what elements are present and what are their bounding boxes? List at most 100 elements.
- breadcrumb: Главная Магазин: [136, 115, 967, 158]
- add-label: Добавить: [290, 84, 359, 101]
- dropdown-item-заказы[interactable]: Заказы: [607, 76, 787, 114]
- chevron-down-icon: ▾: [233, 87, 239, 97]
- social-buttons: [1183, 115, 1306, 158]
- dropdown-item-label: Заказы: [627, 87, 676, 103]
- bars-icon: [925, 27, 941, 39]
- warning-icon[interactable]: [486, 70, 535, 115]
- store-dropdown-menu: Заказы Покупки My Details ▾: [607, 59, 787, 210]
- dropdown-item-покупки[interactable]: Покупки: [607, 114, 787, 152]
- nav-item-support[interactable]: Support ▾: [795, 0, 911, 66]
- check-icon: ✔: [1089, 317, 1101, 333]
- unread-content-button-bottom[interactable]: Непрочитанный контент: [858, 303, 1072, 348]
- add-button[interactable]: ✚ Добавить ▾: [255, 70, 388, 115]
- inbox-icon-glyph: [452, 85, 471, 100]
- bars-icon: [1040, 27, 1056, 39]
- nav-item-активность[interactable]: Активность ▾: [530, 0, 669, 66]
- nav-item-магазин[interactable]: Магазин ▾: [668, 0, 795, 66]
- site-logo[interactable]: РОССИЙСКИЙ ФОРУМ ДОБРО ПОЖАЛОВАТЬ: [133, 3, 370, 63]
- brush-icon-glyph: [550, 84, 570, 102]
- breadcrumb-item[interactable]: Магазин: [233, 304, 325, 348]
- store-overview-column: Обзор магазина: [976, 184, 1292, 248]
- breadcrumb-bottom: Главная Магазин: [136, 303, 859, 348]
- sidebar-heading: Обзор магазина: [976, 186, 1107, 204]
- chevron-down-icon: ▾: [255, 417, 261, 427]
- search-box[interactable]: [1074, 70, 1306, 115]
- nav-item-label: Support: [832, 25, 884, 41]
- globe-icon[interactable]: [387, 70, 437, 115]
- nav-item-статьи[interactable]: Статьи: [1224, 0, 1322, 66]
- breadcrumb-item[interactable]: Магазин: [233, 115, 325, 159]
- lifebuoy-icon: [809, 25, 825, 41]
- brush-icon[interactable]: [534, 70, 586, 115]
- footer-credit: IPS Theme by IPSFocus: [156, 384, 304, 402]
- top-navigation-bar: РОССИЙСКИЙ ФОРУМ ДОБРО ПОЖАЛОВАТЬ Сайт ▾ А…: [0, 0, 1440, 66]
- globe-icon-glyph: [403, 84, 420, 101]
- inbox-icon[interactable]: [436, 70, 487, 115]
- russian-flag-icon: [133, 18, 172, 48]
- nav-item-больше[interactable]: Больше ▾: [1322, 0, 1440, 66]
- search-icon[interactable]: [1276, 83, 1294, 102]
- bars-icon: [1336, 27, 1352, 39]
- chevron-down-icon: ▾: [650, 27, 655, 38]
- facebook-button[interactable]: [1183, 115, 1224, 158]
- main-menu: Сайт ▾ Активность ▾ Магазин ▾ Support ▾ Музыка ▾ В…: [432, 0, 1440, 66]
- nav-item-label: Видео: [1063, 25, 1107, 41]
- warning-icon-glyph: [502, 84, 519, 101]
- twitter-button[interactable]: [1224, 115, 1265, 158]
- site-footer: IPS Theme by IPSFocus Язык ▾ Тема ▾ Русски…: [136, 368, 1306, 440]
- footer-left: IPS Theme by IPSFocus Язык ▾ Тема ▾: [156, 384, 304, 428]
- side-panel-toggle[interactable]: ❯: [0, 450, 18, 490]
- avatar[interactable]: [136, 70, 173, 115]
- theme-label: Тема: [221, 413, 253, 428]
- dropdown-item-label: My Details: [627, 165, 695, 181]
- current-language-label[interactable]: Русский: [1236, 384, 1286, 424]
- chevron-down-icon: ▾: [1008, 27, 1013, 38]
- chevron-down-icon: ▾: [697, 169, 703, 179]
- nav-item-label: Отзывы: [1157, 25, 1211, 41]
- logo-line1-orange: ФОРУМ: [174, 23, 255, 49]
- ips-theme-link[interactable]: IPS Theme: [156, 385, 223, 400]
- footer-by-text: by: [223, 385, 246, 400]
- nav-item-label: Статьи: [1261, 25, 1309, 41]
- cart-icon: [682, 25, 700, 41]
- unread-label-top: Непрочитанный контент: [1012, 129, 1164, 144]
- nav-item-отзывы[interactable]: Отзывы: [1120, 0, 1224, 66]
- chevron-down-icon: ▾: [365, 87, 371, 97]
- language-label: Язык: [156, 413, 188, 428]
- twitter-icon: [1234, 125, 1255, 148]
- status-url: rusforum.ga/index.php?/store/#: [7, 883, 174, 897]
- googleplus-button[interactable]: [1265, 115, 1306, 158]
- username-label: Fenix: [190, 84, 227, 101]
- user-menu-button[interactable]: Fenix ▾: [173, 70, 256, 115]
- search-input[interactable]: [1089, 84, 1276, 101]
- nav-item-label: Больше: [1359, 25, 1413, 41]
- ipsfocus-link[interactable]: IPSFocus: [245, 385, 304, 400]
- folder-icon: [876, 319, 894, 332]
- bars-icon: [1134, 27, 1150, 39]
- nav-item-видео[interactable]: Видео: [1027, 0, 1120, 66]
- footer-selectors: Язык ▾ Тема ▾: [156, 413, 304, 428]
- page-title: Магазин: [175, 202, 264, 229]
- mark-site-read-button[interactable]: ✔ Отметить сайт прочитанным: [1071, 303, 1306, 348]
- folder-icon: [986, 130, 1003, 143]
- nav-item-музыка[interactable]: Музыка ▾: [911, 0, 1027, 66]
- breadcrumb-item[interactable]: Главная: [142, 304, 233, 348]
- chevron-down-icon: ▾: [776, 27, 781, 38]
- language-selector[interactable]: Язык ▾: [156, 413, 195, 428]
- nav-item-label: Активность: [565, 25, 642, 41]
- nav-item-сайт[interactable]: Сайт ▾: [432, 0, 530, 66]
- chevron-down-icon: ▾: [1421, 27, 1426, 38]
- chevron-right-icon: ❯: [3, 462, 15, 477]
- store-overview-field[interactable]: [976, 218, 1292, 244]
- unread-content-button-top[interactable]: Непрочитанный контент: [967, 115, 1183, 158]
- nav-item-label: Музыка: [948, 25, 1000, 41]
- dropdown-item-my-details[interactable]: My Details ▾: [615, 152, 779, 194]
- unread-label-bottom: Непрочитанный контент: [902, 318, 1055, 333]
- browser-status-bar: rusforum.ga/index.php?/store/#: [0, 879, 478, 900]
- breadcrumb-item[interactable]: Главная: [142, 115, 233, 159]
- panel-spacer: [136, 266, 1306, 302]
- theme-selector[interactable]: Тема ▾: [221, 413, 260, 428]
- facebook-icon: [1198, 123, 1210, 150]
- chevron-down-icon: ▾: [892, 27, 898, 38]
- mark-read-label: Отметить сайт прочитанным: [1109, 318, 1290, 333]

§ Objectif
Transformez en liste numérotée les lignes de l'ensemble des enregistrements ci-dessus, en omettant les lignes vides.

§ Réponse à la consigne
1. what elements are present and what are their bounding boxes? List at most 100 elements.
2. - breadcrumb: Главная Магазин: [136, 115, 967, 158]
3. - add-label: Добавить: [290, 84, 359, 101]
4. - dropdown-item-заказы[interactable]: Заказы: [607, 76, 787, 114]
5. - chevron-down-icon: ▾: [233, 87, 239, 97]
6. - social-buttons: [1183, 115, 1306, 158]
7. - dropdown-item-label: Заказы: [627, 87, 676, 103]
8. - bars-icon: [925, 27, 941, 39]
9. - warning-icon[interactable]: [486, 70, 535, 115]
10. - store-dropdown-menu: Заказы Покупки My Details ▾: [607, 59, 787, 210]
11. - dropdown-item-покупки[interactable]: Покупки: [607, 114, 787, 152]
12. - nav-item-support[interactable]: Support ▾: [795, 0, 911, 66]
13. - check-icon: ✔: [1089, 317, 1101, 333]
14. - unread-content-button-bottom[interactable]: Непрочитанный контент: [858, 303, 1072, 348]
15. - add-button[interactable]: ✚ Добавить ▾: [255, 70, 388, 115]
16. - inbox-icon-glyph: [452, 85, 471, 100]
17. - bars-icon: [1040, 27, 1056, 39]
18. - nav-item-активность[interactable]: Активность ▾: [530, 0, 669, 66]
19. - nav-item-магазин[interactable]: Магазин ▾: [668, 0, 795, 66]
20. - site-logo[interactable]: РОССИЙСКИЙ ФОРУМ ДОБРО ПОЖАЛОВАТЬ: [133, 3, 370, 63]
21. - brush-icon-glyph: [550, 84, 570, 102]
22. - breadcrumb-item[interactable]: Магазин: [233, 304, 325, 348]
23. - store-overview-column: Обзор магазина: [976, 184, 1292, 248]
24. - breadcrumb-bottom: Главная Магазин: [136, 303, 859, 348]
25. - sidebar-heading: Обзор магазина: [976, 186, 1107, 204]
26. - chevron-down-icon: ▾: [255, 417, 261, 427]
27. - search-box[interactable]: [1074, 70, 1306, 115]
28. - nav-item-label: Support: [832, 25, 884, 41]
29. - globe-icon[interactable]: [387, 70, 437, 115]
30. - nav-item-статьи[interactable]: Статьи: [1224, 0, 1322, 66]
31. - breadcrumb-item[interactable]: Магазин: [233, 115, 325, 159]
32. - lifebuoy-icon: [809, 25, 825, 41]
33. - brush-icon[interactable]: [534, 70, 586, 115]
34. - footer-credit: IPS Theme by IPSFocus: [156, 384, 304, 402]
35. - top-navigation-bar: РОССИЙСКИЙ ФОРУМ ДОБРО ПОЖАЛОВАТЬ Сайт ▾ А…: [0, 0, 1440, 66]
36. - globe-icon-glyph: [403, 84, 420, 101]
37. - inbox-icon[interactable]: [436, 70, 487, 115]
38. - russian-flag-icon: [133, 18, 172, 48]
39. - nav-item-больше[interactable]: Больше ▾: [1322, 0, 1440, 66]
40. - search-icon[interactable]: [1276, 83, 1294, 102]
41. - bars-icon: [1336, 27, 1352, 39]
42. - chevron-down-icon: ▾: [650, 27, 655, 38]
43. - facebook-button[interactable]: [1183, 115, 1224, 158]
44. - main-menu: Сайт ▾ Активность ▾ Магазин ▾ Support ▾ Музыка ▾ В…: [432, 0, 1440, 66]
45. - nav-item-label: Видео: [1063, 25, 1107, 41]
46. - warning-icon-glyph: [502, 84, 519, 101]
47. - twitter-button[interactable]: [1224, 115, 1265, 158]
48. - site-footer: IPS Theme by IPSFocus Язык ▾ Тема ▾ Русски…: [136, 368, 1306, 440]
49. - footer-left: IPS Theme by IPSFocus Язык ▾ Тема ▾: [156, 384, 304, 428]
50. - side-panel-toggle[interactable]: ❯: [0, 450, 18, 490]
51. - avatar[interactable]: [136, 70, 173, 115]
52. - theme-label: Тема: [221, 413, 253, 428]
53. - dropdown-item-label: My Details: [627, 165, 695, 181]
54. - current-language-label[interactable]: Русский: [1236, 384, 1286, 424]
55. - chevron-down-icon: ▾: [1008, 27, 1013, 38]
56. - chevron-down-icon: ▾: [697, 169, 703, 179]
57. - nav-item-label: Отзывы: [1157, 25, 1211, 41]
58. - logo-line1-orange: ФОРУМ: [174, 23, 255, 49]
59. - ips-theme-link[interactable]: IPS Theme: [156, 385, 223, 400]
60. - footer-by-text: by: [223, 385, 246, 400]
61. - nav-item-label: Статьи: [1261, 25, 1309, 41]
62. - cart-icon: [682, 25, 700, 41]
63. - unread-label-top: Непрочитанный контент: [1012, 129, 1164, 144]
64. - nav-item-отзывы[interactable]: Отзывы: [1120, 0, 1224, 66]
65. - chevron-down-icon: ▾: [365, 87, 371, 97]
66. - language-label: Язык: [156, 413, 188, 428]
67. - twitter-icon: [1234, 125, 1255, 148]
68. - status-url: rusforum.ga/index.php?/store/#: [7, 883, 174, 897]
69. - googleplus-button[interactable]: [1265, 115, 1306, 158]
70. - username-label: Fenix: [190, 84, 227, 101]
71. - user-menu-button[interactable]: Fenix ▾: [173, 70, 256, 115]
72. - search-input[interactable]: [1089, 84, 1276, 101]
73. - nav-item-label: Больше: [1359, 25, 1413, 41]
74. - ipsfocus-link[interactable]: IPSFocus: [245, 385, 304, 400]
75. - folder-icon: [876, 319, 894, 332]
76. - bars-icon: [1134, 27, 1150, 39]
77. - nav-item-видео[interactable]: Видео: [1027, 0, 1120, 66]
78. - footer-selectors: Язык ▾ Тема ▾: [156, 413, 304, 428]
79. - page-title: Магазин: [175, 202, 264, 229]
80. - mark-site-read-button[interactable]: ✔ Отметить сайт прочитанным: [1071, 303, 1306, 348]
81. - folder-icon: [986, 130, 1003, 143]
82. - nav-item-музыка[interactable]: Музыка ▾: [911, 0, 1027, 66]
83. - breadcrumb-item[interactable]: Главная: [142, 304, 233, 348]
84. - chevron-down-icon: ▾: [776, 27, 781, 38]
85. - language-selector[interactable]: Язык ▾: [156, 413, 195, 428]
86. - nav-item-label: Активность: [565, 25, 642, 41]
87. - nav-item-сайт[interactable]: Сайт ▾: [432, 0, 530, 66]
88. - chevron-down-icon: ▾: [1421, 27, 1426, 38]
89. - chevron-right-icon: ❯: [3, 462, 15, 477]
90. - store-overview-field[interactable]: [976, 218, 1292, 244]
91. - unread-content-button-top[interactable]: Непрочитанный контент: [967, 115, 1183, 158]
92. - nav-item-label: Музыка: [948, 25, 1000, 41]
93. - dropdown-item-my-details[interactable]: My Details ▾: [615, 152, 779, 194]
94. - unread-label-bottom: Непрочитанный контент: [902, 318, 1055, 333]
95. - browser-status-bar: rusforum.ga/index.php?/store/#: [0, 879, 478, 900]
96. - breadcrumb-item[interactable]: Главная: [142, 115, 233, 159]
97. - panel-spacer: [136, 266, 1306, 302]
98. - theme-selector[interactable]: Тема ▾: [221, 413, 260, 428]
99. - facebook-icon: [1198, 123, 1210, 150]
100. - chevron-down-icon: ▾: [892, 27, 898, 38]
101. - mark-read-label: Отметить сайт прочитанным: [1109, 318, 1290, 333]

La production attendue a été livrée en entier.